Copy out every line containing the word "stanu".

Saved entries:
= = = = =
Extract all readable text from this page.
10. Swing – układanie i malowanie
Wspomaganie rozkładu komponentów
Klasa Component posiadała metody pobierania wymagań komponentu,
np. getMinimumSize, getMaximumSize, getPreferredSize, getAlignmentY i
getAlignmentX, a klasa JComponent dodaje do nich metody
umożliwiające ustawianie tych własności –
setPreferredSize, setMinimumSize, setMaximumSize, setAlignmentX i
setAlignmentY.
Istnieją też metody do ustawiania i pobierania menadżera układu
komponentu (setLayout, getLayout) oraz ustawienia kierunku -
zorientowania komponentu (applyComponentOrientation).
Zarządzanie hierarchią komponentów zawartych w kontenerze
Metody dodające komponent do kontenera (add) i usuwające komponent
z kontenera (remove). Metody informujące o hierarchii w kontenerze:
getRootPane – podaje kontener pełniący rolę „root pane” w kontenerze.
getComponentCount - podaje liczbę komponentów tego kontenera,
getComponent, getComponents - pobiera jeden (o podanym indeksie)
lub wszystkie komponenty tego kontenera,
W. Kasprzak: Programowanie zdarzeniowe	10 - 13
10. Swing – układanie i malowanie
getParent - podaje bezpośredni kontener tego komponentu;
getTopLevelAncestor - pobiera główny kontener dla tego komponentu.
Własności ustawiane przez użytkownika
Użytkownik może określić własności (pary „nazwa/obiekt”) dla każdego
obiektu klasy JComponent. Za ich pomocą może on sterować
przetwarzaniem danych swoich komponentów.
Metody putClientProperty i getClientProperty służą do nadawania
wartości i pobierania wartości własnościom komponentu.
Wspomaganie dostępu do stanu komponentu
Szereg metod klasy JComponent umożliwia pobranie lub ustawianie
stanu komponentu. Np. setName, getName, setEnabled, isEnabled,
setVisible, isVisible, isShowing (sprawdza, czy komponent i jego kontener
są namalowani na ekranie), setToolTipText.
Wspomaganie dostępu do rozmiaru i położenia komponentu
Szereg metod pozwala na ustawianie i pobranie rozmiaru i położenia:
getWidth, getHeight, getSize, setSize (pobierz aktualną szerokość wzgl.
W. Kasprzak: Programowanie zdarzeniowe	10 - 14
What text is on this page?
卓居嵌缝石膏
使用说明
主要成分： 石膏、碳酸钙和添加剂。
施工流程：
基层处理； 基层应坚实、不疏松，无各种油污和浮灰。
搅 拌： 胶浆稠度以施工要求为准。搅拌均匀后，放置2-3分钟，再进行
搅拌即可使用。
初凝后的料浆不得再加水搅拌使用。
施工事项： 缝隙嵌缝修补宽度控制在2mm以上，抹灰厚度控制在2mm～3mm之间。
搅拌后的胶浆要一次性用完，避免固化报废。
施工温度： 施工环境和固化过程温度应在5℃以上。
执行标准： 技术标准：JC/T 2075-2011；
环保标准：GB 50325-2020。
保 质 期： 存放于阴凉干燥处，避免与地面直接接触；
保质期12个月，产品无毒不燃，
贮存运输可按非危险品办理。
= = = = =
(THE RESULT)
Wspomaganie dostępu do stanu komponentu
stanu komponentu. Np. setName, getName, setEnabled, isEnabled,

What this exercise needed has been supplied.